- Work instructions
The lines below that include "neighboring" are to be found and copied.

--------------------------------------------------

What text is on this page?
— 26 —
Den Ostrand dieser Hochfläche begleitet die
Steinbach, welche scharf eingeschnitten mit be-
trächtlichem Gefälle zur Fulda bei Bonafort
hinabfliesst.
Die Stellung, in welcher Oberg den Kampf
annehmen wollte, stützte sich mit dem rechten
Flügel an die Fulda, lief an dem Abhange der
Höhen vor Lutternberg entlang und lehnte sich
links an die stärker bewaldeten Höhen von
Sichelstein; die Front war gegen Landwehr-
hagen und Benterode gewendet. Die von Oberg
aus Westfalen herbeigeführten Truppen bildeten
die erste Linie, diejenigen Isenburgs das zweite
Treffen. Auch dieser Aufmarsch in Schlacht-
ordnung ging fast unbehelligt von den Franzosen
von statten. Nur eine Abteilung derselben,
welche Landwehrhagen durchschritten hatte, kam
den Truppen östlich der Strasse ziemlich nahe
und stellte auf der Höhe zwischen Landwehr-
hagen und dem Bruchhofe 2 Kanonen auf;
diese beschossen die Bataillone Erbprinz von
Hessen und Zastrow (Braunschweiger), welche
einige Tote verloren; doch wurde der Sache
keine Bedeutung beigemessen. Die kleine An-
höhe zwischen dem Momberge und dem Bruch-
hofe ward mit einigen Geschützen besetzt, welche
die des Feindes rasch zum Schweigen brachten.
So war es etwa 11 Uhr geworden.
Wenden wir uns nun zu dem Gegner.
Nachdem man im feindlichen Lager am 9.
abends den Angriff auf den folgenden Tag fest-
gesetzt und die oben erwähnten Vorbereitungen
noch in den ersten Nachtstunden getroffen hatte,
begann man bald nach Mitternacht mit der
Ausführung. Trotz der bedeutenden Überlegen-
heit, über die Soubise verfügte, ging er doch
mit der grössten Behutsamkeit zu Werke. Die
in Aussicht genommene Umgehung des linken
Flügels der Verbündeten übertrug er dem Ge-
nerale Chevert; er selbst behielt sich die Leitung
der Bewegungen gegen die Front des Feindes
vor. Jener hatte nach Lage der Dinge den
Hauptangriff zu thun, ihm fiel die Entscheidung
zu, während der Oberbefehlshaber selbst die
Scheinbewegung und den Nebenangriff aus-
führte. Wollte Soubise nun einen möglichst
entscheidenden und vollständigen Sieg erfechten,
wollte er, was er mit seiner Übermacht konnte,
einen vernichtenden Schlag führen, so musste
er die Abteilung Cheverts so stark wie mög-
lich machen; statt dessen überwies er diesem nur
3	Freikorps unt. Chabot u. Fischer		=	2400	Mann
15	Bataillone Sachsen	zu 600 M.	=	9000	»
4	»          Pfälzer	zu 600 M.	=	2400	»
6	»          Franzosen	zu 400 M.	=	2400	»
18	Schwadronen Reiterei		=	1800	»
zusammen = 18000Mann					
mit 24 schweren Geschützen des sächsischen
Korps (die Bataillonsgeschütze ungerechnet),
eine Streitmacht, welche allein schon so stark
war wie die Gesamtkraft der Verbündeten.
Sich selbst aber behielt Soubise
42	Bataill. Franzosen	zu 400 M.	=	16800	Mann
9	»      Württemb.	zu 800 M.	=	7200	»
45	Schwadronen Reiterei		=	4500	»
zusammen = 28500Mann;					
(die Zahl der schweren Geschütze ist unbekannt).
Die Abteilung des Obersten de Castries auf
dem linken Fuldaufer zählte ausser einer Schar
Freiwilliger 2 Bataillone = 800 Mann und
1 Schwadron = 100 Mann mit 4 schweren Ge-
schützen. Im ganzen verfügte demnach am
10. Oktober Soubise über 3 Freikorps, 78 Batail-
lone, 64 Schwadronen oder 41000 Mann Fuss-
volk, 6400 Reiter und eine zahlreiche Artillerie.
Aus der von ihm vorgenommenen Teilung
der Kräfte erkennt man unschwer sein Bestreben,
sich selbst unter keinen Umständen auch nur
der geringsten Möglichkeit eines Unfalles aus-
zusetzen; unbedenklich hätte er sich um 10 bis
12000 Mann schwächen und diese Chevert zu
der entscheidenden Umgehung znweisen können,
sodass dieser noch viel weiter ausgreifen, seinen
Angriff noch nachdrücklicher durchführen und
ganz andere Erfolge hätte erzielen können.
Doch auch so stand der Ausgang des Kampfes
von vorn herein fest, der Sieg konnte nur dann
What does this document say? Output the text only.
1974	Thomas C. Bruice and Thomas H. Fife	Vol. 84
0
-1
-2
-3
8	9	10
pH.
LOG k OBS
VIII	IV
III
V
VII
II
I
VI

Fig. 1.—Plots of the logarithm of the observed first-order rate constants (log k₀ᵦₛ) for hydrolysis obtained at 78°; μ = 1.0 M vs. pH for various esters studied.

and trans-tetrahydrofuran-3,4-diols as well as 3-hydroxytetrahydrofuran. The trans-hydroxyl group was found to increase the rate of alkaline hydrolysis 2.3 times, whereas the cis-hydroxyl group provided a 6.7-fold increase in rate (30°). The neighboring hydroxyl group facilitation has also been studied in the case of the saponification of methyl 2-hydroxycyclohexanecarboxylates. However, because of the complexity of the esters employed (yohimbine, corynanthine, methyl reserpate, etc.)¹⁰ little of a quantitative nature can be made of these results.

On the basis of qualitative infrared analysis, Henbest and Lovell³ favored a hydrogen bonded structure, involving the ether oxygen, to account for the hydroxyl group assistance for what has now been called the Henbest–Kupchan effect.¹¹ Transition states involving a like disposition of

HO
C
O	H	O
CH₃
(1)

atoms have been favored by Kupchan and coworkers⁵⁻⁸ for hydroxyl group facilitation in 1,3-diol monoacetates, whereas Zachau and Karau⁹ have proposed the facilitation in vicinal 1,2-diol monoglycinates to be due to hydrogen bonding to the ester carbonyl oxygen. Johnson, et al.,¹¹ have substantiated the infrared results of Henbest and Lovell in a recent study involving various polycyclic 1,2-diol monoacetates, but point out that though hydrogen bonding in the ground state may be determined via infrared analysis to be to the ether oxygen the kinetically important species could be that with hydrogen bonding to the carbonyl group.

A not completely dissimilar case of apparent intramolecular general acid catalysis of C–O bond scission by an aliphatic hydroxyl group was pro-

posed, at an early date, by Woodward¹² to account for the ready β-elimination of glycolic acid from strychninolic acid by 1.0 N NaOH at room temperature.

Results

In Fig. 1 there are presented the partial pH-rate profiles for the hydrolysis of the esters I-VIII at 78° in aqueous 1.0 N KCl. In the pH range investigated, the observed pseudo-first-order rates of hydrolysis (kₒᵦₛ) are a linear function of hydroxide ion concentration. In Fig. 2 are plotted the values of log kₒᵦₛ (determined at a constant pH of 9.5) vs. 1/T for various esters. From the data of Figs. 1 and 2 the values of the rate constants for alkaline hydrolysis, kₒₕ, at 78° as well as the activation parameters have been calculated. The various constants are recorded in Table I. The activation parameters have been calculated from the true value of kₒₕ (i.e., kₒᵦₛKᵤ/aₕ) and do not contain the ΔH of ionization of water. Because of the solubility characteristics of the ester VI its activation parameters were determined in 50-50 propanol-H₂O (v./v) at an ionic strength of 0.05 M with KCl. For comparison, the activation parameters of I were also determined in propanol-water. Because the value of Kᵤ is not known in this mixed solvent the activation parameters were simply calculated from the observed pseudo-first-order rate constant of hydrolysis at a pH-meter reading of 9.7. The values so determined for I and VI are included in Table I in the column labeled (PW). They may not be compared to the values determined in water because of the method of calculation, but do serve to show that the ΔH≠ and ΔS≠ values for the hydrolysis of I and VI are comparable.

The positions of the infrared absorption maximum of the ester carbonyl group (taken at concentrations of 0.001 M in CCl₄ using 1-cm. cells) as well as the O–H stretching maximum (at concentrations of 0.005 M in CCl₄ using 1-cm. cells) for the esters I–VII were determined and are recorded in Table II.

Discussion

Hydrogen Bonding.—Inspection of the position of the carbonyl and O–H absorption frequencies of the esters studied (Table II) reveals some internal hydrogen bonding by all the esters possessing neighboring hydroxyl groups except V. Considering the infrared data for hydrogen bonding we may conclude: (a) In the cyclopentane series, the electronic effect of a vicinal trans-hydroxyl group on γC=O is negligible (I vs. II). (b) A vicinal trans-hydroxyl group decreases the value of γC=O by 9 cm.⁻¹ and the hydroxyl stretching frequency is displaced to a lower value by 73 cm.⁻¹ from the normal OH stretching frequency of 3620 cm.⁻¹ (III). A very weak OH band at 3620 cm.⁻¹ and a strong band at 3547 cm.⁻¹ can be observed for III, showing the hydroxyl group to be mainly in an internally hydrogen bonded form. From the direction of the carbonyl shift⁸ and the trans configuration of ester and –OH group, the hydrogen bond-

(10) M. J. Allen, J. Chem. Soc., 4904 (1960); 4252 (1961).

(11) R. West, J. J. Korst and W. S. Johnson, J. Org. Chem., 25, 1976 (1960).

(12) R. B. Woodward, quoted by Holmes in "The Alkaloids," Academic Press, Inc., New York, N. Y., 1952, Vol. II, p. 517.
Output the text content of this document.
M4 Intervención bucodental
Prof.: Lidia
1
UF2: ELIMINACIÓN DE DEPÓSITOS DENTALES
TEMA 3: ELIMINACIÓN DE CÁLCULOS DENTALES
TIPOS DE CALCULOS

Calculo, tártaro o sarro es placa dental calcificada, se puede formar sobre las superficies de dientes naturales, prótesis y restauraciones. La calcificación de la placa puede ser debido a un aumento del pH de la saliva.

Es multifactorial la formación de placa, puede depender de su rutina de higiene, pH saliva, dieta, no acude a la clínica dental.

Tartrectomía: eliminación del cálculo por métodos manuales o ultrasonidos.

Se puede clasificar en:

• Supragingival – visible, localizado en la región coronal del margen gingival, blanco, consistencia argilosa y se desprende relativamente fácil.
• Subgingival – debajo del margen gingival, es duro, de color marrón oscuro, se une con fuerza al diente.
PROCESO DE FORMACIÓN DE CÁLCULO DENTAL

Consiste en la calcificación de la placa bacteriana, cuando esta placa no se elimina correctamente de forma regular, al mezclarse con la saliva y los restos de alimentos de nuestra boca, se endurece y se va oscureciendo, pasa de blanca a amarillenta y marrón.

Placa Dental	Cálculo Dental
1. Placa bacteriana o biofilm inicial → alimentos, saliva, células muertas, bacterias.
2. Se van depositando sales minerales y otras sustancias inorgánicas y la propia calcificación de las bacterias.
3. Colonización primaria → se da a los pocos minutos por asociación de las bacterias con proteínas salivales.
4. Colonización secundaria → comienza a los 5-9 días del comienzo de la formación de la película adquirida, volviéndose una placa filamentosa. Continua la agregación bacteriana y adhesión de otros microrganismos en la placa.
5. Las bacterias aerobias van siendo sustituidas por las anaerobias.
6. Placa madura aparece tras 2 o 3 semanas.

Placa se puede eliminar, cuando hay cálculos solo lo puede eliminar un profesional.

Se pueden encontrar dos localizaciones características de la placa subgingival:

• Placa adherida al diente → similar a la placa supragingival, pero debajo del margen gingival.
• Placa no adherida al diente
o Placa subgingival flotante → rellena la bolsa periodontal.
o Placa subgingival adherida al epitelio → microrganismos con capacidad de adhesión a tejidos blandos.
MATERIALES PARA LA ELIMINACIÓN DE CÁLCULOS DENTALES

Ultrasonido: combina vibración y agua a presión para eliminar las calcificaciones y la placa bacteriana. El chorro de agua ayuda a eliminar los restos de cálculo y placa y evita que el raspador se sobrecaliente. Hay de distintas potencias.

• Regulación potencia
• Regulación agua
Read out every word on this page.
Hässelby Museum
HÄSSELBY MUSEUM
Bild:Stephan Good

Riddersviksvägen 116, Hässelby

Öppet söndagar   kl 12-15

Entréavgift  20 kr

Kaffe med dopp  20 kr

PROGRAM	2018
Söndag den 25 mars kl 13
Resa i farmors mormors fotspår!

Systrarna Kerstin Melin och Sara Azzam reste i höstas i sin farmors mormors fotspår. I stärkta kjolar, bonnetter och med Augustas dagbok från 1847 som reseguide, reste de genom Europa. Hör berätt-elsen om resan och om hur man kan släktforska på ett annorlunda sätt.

--------------------------------------------------

- Exercise result
and trans-tetrahydrofuran-3,4-diols as well as 3-hydroxytetrahydrofuran. The trans-hydroxyl group was found to increase the rate of alkaline hydrolysis 2.3 times, whereas the cis-hydroxyl group provided a 6.7-fold increase in rate (30°). The neighboring hydroxyl group facilitation has also been studied in the case of the saponification of methyl 2-hydroxycyclohexanecarboxylates. However, because of the complexity of the esters employed (yohimbine, corynanthine, methyl reserpate, etc.)¹⁰ little of a quantitative nature can be made of these results.
Hydrogen Bonding.—Inspection of the position of the carbonyl and O–H absorption frequencies of the esters studied (Table II) reveals some internal hydrogen bonding by all the esters possessing neighboring hydroxyl groups except V. Considering the infrared data for hydrogen bonding we may conclude: (a) In the cyclopentane series, the electronic effect of a vicinal trans-hydroxyl group on γC=O is negligible (I vs. II). (b) A vicinal trans-hydroxyl group decreases the value of γC=O by 9 cm.⁻¹ and the hydroxyl stretching frequency is displaced to a lower value by 73 cm.⁻¹ from the normal OH stretching frequency of 3620 cm.⁻¹ (III). A very weak OH band at 3620 cm.⁻¹ and a strong band at 3547 cm.⁻¹ can be observed for III, showing the hydroxyl group to be mainly in an internally hydrogen bonded form. From the direction of the carbonyl shift⁸ and the trans configuration of ester and –OH group, the hydrogen bond-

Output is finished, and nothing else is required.